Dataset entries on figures
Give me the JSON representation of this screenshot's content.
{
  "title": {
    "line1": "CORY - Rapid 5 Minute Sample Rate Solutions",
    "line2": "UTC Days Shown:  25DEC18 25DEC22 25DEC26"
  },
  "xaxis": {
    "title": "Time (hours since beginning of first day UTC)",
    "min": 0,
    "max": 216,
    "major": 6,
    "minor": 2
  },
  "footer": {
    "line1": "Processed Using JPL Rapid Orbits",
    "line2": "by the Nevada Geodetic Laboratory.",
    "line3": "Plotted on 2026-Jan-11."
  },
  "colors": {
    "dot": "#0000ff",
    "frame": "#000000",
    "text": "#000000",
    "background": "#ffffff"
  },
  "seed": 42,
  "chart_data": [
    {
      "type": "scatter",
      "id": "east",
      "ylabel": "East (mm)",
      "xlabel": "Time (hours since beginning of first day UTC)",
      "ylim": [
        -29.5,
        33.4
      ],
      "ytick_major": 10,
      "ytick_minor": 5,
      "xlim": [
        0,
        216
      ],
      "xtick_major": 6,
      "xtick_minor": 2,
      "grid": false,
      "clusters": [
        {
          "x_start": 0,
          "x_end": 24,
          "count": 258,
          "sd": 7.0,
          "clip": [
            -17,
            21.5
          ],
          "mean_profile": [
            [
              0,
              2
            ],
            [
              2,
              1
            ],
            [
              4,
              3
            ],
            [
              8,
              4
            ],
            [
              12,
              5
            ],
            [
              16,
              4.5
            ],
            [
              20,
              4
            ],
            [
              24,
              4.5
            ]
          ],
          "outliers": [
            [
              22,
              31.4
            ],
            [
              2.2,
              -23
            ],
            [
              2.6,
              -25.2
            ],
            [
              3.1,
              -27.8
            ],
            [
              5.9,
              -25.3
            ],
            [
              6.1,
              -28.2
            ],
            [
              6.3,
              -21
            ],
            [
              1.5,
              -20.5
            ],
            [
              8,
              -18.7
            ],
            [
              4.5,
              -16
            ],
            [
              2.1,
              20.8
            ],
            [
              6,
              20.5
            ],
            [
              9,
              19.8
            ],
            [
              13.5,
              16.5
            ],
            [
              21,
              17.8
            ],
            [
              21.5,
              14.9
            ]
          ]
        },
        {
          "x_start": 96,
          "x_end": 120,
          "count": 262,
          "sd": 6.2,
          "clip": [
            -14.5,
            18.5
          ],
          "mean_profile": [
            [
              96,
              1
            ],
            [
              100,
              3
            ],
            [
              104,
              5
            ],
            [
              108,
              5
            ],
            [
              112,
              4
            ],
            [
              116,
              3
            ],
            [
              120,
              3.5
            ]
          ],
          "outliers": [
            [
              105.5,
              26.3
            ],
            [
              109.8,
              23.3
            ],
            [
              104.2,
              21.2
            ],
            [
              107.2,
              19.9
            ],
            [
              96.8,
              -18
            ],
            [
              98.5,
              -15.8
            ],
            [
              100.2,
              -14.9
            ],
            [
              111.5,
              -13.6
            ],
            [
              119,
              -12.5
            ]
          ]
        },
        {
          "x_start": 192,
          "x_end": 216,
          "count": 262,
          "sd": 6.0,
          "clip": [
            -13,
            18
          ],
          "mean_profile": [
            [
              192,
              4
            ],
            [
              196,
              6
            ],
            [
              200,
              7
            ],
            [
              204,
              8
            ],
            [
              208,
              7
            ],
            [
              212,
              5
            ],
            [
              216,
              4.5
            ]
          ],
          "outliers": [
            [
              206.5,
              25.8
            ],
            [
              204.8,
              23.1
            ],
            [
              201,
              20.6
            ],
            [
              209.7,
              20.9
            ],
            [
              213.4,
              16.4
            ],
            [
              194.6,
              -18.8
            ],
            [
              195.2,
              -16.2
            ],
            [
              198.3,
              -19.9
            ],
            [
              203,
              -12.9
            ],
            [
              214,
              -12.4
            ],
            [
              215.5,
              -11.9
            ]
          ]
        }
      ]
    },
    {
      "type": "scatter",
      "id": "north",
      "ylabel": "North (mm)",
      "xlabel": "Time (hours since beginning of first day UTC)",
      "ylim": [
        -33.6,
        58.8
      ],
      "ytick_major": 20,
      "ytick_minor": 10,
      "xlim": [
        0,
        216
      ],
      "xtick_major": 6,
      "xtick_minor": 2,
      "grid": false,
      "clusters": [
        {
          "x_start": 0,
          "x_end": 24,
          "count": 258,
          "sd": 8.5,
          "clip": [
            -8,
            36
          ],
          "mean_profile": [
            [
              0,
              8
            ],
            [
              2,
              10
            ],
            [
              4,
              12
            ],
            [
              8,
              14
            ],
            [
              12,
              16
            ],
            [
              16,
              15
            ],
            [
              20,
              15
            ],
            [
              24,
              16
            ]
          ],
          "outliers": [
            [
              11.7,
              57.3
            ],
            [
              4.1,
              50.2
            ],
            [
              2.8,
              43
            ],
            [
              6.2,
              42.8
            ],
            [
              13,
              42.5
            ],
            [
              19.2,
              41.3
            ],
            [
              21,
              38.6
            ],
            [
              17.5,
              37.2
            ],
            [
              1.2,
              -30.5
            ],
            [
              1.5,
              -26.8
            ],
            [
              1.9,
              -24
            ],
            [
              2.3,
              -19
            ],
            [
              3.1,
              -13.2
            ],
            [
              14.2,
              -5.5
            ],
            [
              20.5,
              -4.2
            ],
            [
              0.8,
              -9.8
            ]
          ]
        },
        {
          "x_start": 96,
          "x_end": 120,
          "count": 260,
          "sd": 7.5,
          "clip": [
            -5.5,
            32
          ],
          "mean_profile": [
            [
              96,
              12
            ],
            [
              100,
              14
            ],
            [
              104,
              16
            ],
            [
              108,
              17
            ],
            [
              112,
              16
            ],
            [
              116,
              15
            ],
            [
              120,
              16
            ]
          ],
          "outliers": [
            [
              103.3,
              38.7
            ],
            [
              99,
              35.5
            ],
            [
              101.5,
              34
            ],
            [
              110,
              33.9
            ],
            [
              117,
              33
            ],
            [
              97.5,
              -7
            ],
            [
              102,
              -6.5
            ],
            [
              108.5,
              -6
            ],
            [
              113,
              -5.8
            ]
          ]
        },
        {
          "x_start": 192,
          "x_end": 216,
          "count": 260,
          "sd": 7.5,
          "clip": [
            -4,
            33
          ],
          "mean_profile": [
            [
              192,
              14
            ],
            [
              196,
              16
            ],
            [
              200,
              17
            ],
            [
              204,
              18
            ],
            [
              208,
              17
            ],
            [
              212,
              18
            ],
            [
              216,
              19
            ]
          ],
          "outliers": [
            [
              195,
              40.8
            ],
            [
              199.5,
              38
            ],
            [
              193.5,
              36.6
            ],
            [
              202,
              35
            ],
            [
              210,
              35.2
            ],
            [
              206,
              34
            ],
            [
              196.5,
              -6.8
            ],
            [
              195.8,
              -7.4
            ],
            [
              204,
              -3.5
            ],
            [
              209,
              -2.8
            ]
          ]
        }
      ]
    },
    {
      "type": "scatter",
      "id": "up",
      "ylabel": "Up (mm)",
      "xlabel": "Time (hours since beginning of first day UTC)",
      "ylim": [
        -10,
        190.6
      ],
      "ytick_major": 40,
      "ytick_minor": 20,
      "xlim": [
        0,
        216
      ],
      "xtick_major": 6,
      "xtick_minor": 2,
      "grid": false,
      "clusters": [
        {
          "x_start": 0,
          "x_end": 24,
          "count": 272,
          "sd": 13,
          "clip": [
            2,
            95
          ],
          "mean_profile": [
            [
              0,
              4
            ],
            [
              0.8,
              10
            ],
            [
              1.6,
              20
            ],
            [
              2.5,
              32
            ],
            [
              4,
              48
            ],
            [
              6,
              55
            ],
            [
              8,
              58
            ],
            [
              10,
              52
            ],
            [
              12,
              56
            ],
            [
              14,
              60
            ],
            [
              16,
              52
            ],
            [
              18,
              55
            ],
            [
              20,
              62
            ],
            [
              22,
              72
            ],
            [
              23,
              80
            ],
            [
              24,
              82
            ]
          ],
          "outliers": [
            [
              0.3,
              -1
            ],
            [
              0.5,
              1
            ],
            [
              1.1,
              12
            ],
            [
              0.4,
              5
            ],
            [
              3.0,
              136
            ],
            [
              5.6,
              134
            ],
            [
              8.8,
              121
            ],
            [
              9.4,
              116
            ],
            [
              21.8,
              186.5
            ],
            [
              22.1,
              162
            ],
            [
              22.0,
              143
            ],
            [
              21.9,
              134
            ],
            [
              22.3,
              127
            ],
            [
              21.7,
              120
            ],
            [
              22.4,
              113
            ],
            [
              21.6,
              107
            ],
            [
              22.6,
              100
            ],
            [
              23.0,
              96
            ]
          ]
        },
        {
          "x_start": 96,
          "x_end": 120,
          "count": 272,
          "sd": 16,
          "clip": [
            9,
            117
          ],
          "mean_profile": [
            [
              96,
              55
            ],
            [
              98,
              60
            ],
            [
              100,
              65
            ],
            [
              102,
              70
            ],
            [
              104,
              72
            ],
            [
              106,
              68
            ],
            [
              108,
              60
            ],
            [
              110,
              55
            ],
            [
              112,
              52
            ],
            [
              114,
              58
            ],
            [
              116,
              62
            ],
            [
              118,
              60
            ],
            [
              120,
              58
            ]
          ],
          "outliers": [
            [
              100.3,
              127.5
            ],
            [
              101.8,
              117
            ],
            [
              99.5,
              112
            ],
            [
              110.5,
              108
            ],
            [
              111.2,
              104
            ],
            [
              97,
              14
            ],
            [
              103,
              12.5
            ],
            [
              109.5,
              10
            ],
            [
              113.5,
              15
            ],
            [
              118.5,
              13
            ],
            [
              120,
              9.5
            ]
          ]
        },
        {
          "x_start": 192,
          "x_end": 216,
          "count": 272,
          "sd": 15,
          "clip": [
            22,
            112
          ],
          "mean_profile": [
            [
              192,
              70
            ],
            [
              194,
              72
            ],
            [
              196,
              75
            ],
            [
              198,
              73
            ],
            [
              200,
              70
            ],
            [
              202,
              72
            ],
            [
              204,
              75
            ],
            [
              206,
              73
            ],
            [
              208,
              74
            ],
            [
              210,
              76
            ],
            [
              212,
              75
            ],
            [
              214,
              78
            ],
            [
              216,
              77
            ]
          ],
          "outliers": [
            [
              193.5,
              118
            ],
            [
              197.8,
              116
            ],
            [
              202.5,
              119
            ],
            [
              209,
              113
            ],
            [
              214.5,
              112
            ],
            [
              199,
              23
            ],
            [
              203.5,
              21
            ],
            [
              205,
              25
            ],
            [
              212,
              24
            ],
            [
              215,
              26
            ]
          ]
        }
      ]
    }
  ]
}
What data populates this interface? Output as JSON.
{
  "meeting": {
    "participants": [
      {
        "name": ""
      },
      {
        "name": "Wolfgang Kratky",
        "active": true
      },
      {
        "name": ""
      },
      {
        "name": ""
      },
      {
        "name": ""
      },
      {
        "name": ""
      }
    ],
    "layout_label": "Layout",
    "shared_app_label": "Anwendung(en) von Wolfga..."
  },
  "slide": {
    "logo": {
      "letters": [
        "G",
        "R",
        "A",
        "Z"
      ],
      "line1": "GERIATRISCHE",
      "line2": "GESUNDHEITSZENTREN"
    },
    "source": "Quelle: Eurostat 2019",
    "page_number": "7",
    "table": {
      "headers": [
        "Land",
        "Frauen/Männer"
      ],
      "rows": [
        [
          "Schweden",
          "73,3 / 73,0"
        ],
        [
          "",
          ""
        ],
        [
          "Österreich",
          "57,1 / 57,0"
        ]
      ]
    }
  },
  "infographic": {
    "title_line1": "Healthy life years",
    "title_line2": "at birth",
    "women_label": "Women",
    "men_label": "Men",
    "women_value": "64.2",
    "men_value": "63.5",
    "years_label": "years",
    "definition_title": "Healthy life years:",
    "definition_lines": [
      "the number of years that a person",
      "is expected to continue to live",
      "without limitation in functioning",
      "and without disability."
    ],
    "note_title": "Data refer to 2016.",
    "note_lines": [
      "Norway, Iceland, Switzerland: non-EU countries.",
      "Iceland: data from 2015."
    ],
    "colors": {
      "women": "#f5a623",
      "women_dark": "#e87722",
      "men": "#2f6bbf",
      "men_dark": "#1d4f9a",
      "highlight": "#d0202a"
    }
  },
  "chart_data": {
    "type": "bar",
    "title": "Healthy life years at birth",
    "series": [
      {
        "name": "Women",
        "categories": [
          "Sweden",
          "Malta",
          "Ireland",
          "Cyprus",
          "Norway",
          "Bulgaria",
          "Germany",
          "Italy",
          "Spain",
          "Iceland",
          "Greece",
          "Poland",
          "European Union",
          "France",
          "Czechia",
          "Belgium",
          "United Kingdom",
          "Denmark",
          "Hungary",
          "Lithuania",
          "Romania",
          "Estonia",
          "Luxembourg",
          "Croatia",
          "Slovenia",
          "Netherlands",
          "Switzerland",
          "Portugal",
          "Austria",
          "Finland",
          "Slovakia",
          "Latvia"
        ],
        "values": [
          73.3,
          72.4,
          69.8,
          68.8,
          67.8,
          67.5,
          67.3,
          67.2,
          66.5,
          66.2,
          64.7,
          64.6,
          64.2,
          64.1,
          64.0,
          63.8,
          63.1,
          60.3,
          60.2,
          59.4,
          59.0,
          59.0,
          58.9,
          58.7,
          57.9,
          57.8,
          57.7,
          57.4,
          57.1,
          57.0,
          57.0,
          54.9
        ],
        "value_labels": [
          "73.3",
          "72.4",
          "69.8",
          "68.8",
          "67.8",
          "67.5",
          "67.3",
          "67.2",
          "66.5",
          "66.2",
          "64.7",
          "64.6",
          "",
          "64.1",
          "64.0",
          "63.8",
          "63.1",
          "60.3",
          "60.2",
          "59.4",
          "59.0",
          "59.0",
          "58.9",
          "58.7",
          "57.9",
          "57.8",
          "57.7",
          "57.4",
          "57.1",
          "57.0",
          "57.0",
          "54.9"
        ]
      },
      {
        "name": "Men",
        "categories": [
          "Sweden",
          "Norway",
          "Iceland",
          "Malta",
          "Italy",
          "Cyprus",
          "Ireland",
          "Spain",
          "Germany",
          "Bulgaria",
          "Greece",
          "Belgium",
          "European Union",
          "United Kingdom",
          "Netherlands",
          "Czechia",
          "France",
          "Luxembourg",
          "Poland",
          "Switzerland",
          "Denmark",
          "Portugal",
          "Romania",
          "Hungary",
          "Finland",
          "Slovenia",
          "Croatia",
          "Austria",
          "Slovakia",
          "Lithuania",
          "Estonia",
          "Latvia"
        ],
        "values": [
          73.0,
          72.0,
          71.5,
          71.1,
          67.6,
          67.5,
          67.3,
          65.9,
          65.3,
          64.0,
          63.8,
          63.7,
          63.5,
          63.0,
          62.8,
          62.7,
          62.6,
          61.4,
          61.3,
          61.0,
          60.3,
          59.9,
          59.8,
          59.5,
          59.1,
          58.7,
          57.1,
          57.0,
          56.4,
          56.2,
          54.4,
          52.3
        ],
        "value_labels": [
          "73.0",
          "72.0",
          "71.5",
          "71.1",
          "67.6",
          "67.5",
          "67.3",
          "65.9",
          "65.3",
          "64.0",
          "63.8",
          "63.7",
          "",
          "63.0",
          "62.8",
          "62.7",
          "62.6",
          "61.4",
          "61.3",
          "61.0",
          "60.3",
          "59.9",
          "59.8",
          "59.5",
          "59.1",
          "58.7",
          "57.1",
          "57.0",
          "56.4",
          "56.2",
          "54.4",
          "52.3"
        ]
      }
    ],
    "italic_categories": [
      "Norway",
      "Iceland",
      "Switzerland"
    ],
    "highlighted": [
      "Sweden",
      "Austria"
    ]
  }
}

Aim :: State only the number of lines in these entries that contain "Rapid".

Solution below :: 2